_Problem statement_: From the entries below, copy every line holding the word "วยการเร".

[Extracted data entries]
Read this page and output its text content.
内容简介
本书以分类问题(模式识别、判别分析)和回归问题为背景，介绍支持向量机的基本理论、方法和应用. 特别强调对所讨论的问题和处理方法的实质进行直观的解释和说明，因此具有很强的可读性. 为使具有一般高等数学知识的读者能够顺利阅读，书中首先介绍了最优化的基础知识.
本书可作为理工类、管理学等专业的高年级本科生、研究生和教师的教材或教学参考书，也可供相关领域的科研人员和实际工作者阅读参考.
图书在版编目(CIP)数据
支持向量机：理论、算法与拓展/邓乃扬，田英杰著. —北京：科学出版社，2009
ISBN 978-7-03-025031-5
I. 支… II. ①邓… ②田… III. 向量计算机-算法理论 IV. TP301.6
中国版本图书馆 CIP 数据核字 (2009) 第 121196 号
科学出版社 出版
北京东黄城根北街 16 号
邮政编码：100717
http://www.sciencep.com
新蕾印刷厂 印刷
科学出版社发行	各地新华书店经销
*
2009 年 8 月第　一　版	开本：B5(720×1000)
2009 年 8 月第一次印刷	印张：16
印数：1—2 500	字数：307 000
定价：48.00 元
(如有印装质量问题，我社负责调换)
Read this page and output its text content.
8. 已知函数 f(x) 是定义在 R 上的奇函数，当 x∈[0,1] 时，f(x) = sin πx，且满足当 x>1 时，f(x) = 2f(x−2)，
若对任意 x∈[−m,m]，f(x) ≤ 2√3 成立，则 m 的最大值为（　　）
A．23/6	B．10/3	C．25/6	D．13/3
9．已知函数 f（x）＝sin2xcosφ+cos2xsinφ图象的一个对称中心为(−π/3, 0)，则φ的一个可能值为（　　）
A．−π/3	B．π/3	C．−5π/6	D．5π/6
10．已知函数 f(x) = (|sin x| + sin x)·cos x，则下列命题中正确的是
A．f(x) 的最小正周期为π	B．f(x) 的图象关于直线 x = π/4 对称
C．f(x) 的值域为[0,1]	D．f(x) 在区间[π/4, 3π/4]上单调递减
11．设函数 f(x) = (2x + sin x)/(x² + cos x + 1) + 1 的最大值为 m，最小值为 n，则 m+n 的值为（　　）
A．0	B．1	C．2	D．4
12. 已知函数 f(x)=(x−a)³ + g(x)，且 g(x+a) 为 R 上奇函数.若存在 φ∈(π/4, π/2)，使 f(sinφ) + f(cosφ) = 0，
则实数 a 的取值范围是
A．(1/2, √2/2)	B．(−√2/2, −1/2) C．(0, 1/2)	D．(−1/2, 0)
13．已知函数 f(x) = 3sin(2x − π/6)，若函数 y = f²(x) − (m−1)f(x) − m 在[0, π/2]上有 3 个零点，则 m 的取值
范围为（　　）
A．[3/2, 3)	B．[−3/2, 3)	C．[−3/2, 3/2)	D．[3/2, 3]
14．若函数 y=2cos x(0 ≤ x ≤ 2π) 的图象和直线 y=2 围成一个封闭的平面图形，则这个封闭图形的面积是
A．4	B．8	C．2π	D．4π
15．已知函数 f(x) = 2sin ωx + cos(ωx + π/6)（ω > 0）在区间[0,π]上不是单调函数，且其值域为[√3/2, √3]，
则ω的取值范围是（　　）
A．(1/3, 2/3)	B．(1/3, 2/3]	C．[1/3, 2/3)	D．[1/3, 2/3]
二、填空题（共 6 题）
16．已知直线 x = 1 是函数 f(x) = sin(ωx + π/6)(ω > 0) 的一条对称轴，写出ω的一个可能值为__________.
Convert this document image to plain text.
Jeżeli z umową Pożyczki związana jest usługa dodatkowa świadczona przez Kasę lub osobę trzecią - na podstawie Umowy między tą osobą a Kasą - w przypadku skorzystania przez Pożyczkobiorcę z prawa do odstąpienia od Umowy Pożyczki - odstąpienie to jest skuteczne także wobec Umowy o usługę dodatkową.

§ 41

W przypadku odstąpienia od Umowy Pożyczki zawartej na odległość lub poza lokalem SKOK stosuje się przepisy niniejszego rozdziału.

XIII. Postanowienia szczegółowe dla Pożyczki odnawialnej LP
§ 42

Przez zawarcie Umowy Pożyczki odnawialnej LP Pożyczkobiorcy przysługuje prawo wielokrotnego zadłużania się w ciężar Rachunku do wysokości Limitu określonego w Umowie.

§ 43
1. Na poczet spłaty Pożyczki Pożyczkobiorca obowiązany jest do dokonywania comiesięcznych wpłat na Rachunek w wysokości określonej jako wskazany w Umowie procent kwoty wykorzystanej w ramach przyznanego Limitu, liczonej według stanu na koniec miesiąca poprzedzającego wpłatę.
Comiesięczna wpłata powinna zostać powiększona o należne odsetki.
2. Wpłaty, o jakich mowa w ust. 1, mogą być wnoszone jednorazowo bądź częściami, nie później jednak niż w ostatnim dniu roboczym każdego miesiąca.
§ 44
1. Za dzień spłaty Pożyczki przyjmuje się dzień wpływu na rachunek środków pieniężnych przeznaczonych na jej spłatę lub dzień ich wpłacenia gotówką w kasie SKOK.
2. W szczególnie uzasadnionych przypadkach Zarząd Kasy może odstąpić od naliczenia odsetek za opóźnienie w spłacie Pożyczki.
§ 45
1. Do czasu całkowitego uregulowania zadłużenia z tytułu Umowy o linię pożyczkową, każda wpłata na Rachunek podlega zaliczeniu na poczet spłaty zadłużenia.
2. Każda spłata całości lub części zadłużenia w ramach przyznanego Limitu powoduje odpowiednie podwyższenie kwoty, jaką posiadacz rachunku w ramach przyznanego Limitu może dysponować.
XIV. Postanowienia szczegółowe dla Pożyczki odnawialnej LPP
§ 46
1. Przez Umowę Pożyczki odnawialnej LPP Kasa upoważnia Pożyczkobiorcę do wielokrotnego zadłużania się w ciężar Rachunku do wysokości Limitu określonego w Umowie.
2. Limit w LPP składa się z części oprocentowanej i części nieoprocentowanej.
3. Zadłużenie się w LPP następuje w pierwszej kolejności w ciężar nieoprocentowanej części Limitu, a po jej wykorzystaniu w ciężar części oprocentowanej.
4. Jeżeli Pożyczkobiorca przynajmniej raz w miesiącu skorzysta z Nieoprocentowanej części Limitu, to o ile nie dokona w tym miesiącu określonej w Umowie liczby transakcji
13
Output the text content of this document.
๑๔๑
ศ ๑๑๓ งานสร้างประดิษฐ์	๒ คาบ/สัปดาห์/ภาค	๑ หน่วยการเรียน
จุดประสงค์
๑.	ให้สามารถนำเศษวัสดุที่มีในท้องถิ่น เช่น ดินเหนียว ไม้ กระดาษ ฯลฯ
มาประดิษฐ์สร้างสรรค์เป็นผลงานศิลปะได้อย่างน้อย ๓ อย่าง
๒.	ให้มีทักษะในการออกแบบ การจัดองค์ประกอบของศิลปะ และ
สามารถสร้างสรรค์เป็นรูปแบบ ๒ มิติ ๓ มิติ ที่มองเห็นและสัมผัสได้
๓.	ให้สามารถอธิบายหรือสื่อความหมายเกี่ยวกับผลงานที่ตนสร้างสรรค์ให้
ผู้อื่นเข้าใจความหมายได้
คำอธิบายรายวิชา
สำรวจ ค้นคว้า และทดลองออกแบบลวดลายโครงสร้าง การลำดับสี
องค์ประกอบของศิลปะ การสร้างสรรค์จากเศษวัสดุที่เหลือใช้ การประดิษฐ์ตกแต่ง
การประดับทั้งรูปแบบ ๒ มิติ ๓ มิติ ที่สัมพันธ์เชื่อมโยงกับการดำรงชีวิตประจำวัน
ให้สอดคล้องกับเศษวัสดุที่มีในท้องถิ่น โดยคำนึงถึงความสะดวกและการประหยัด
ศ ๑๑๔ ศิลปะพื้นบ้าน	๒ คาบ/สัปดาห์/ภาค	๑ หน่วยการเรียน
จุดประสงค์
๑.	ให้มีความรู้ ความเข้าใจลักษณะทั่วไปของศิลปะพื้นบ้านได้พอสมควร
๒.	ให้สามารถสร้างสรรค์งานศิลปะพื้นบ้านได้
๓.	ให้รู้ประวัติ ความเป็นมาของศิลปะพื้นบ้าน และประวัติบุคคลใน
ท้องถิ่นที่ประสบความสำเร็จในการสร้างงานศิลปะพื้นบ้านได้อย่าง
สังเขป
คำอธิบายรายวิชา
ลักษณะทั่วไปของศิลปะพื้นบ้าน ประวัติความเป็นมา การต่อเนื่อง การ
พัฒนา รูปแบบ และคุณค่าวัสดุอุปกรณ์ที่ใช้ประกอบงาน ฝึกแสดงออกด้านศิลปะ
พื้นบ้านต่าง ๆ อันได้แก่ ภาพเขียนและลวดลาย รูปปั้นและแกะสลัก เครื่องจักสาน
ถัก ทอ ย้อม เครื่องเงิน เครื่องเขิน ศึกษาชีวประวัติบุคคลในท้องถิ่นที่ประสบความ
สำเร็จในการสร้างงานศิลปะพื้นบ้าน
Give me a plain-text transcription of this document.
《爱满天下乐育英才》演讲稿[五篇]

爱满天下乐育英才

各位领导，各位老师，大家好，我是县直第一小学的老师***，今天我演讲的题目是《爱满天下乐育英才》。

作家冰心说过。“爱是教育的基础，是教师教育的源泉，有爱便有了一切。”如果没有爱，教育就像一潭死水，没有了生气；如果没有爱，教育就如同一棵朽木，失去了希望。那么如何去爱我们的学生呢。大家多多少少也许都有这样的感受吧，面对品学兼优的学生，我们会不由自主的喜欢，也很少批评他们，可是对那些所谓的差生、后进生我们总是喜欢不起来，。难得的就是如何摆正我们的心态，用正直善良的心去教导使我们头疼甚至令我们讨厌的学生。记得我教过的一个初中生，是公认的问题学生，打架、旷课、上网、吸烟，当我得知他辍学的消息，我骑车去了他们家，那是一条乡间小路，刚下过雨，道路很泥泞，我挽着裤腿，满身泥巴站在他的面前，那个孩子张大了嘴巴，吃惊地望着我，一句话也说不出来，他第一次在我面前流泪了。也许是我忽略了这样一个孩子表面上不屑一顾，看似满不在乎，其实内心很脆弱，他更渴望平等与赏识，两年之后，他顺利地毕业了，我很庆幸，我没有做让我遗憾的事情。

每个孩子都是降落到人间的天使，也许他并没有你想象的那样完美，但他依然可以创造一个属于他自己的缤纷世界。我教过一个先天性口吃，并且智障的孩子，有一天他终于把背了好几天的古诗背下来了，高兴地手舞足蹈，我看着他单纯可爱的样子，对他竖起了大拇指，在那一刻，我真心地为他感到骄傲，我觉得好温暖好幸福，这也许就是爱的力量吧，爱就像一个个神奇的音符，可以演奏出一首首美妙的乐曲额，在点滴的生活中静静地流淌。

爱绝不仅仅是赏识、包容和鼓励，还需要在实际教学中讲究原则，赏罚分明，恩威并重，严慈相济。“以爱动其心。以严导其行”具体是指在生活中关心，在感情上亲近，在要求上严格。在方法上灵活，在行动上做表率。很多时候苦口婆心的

_In response_:
ศ ๑๑๓ งานสร้างประดิษฐ์	๒ คาบ/สัปดาห์/ภาค	๑ หน่วยการเรียน
ศ ๑๑๔ ศิลปะพื้นบ้าน	๒ คาบ/สัปดาห์/ภาค	๑ หน่วยการเรียน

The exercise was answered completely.